**What the exercise asks:**
Give every line of the rows below as a JSON list of strings, one string per line. Skip blank lines and leave the pictures out.

━━ Data to process

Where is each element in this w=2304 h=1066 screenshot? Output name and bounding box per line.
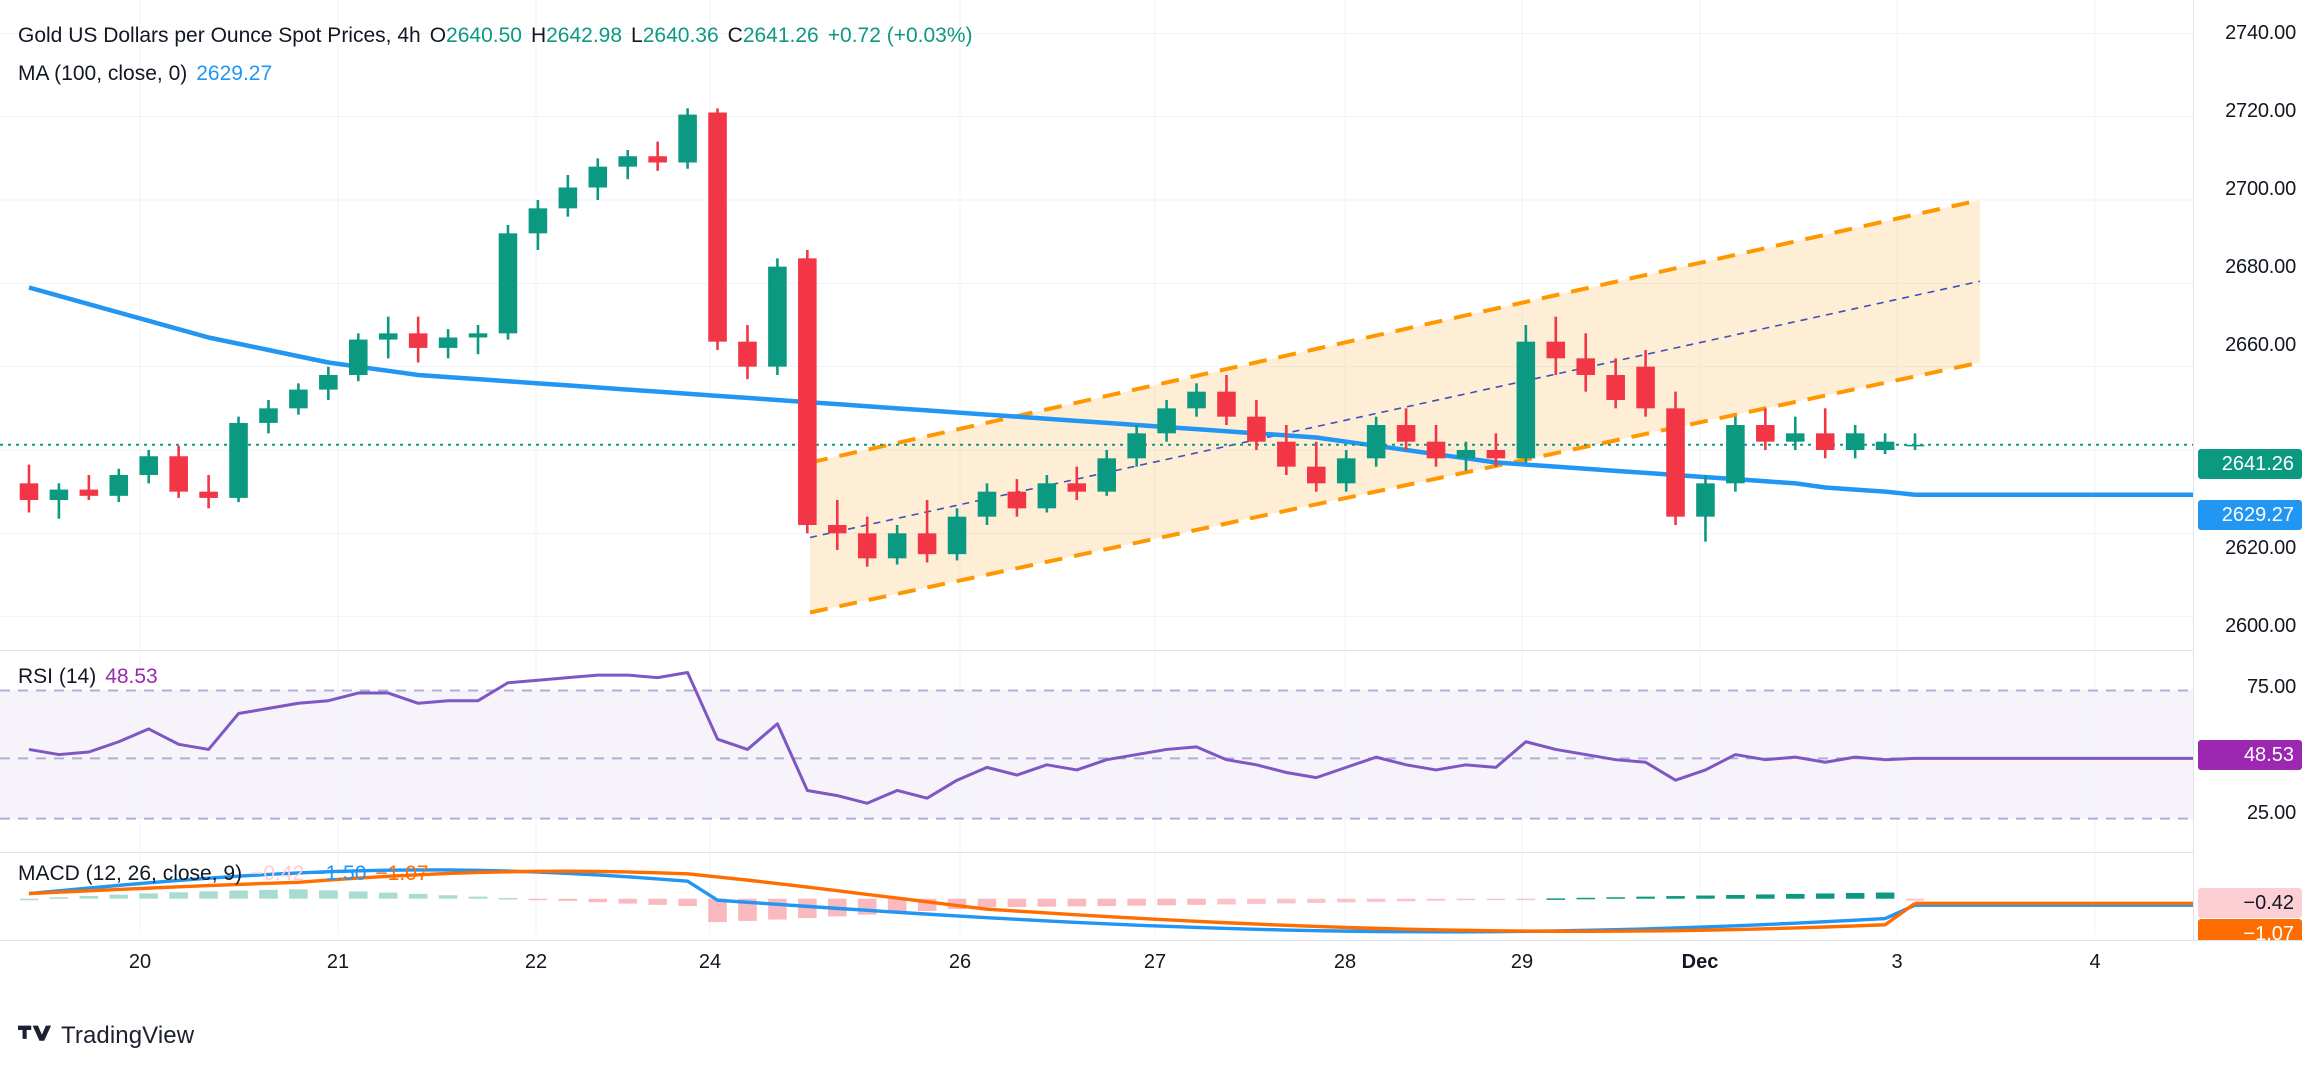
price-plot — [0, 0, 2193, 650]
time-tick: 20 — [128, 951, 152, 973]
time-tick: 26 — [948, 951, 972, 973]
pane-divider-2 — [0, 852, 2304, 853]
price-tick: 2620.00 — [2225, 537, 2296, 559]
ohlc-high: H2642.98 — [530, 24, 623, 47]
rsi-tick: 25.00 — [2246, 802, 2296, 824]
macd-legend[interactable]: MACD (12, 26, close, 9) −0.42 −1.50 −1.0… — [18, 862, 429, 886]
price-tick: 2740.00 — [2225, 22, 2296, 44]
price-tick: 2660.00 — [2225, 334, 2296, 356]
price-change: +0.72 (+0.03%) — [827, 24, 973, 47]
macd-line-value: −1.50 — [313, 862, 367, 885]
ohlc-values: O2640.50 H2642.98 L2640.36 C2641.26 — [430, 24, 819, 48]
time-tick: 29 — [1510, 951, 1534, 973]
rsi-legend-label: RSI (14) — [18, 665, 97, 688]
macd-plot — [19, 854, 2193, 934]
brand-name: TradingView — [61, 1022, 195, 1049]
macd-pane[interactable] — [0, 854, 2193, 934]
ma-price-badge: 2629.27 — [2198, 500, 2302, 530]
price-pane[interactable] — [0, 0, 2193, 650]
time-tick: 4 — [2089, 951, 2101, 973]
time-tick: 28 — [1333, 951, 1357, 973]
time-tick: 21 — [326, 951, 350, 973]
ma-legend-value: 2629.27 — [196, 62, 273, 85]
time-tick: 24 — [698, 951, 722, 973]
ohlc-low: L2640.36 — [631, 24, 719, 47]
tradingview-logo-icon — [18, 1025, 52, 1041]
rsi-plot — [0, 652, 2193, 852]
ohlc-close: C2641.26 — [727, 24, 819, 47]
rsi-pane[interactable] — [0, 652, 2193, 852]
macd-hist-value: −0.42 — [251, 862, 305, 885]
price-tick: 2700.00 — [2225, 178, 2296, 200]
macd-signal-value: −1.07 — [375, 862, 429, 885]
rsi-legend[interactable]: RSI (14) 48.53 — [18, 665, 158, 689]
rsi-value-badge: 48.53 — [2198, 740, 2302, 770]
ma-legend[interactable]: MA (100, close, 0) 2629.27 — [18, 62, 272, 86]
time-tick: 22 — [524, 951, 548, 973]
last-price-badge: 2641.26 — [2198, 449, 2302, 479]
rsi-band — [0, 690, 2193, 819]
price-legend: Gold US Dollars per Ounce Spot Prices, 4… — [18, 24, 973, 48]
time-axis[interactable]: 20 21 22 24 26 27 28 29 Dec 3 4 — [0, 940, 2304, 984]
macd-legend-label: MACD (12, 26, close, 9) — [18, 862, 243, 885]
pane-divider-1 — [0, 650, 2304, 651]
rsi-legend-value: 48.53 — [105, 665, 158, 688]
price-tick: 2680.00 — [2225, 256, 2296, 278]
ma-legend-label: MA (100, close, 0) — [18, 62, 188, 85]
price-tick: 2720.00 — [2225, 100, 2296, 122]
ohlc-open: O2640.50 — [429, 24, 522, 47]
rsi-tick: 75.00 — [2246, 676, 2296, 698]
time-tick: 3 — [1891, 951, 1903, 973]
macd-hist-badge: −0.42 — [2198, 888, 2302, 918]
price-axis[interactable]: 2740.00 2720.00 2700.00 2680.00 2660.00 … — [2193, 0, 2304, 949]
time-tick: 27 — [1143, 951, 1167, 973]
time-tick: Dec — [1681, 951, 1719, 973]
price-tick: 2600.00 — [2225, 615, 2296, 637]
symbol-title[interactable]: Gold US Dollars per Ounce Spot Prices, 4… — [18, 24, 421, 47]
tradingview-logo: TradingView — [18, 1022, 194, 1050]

━━━━

**Answer to the exercise:**
[
  "Where is each element in this w=2304 h=1066 screenshot? Output name and bounding box per line.",
  "price-plot — [0, 0, 2193, 650]",
  "time-tick: 20 — [128, 951, 152, 973]",
  "time-tick: 26 — [948, 951, 972, 973]",
  "pane-divider-2 — [0, 852, 2304, 853]",
  "price-tick: 2620.00 — [2225, 537, 2296, 559]",
  "ohlc-high: H2642.98 — [530, 24, 623, 47]",
  "rsi-tick: 25.00 — [2246, 802, 2296, 824]",
  "macd-legend[interactable]: MACD (12, 26, close, 9) −0.42 −1.50 −1.0… — [18, 862, 429, 886]",
  "price-tick: 2740.00 — [2225, 22, 2296, 44]",
  "price-tick: 2660.00 — [2225, 334, 2296, 356]",
  "price-change: +0.72 (+0.03%) — [827, 24, 973, 47]",
  "macd-line-value: −1.50 — [313, 862, 367, 885]",
  "ohlc-values: O2640.50 H2642.98 L2640.36 C2641.26 — [430, 24, 819, 48]",
  "time-tick: 29 — [1510, 951, 1534, 973]",
  "rsi-legend-label: RSI (14) — [18, 665, 97, 688]",
  "macd-plot — [19, 854, 2193, 934]",
  "brand-name: TradingView — [61, 1022, 195, 1049]",
  "macd-pane[interactable] — [0, 854, 2193, 934]",
  "ma-price-badge: 2629.27 — [2198, 500, 2302, 530]",
  "price-pane[interactable] — [0, 0, 2193, 650]",
  "time-tick: 4 — [2089, 951, 2101, 973]",
  "time-tick: 28 — [1333, 951, 1357, 973]",
  "time-tick: 21 — [326, 951, 350, 973]",
  "ma-legend-value: 2629.27 — [196, 62, 273, 85]",
  "time-tick: 24 — [698, 951, 722, 973]",
  "ohlc-low: L2640.36 — [631, 24, 719, 47]",
  "tradingview-logo-icon — [18, 1025, 52, 1041]",
  "rsi-plot — [0, 652, 2193, 852]",
  "ohlc-close: C2641.26 — [727, 24, 819, 47]",
  "rsi-pane[interactable] — [0, 652, 2193, 852]",
  "macd-hist-value: −0.42 — [251, 862, 305, 885]",
  "price-tick: 2700.00 — [2225, 178, 2296, 200]",
  "macd-signal-value: −1.07 — [375, 862, 429, 885]",
  "rsi-legend[interactable]: RSI (14) 48.53 — [18, 665, 158, 689]",
  "rsi-value-badge: 48.53 — [2198, 740, 2302, 770]",
  "ma-legend[interactable]: MA (100, close, 0) 2629.27 — [18, 62, 272, 86]",
  "time-tick: 22 — [524, 951, 548, 973]",
  "last-price-badge: 2641.26 — [2198, 449, 2302, 479]",
  "rsi-band — [0, 690, 2193, 819]",
  "price-legend: Gold US Dollars per Ounce Spot Prices, 4… — [18, 24, 973, 48]",
  "time-axis[interactable]: 20 21 22 24 26 27 28 29 Dec 3 4 — [0, 940, 2304, 984]",
  "macd-legend-label: MACD (12, 26, close, 9) — [18, 862, 243, 885]",
  "pane-divider-1 — [0, 650, 2304, 651]",
  "rsi-legend-value: 48.53 — [105, 665, 158, 688]",
  "price-tick: 2680.00 — [2225, 256, 2296, 278]",
  "ma-legend-label: MA (100, close, 0) — [18, 62, 188, 85]",
  "price-tick: 2720.00 — [2225, 100, 2296, 122]",
  "ohlc-open: O2640.50 — [429, 24, 522, 47]",
  "rsi-tick: 75.00 — [2246, 676, 2296, 698]",
  "time-tick: 3 — [1891, 951, 1903, 973]",
  "macd-hist-badge: −0.42 — [2198, 888, 2302, 918]",
  "price-axis[interactable]: 2740.00 2720.00 2700.00 2680.00 2660.00 … — [2193, 0, 2304, 949]",
  "time-tick: 27 — [1143, 951, 1167, 973]",
  "time-tick: Dec — [1681, 951, 1719, 973]",
  "price-tick: 2600.00 — [2225, 615, 2296, 637]",
  "symbol-title[interactable]: Gold US Dollars per Ounce Spot Prices, 4… — [18, 24, 421, 47]",
  "tradingview-logo: TradingView — [18, 1022, 194, 1050]"
]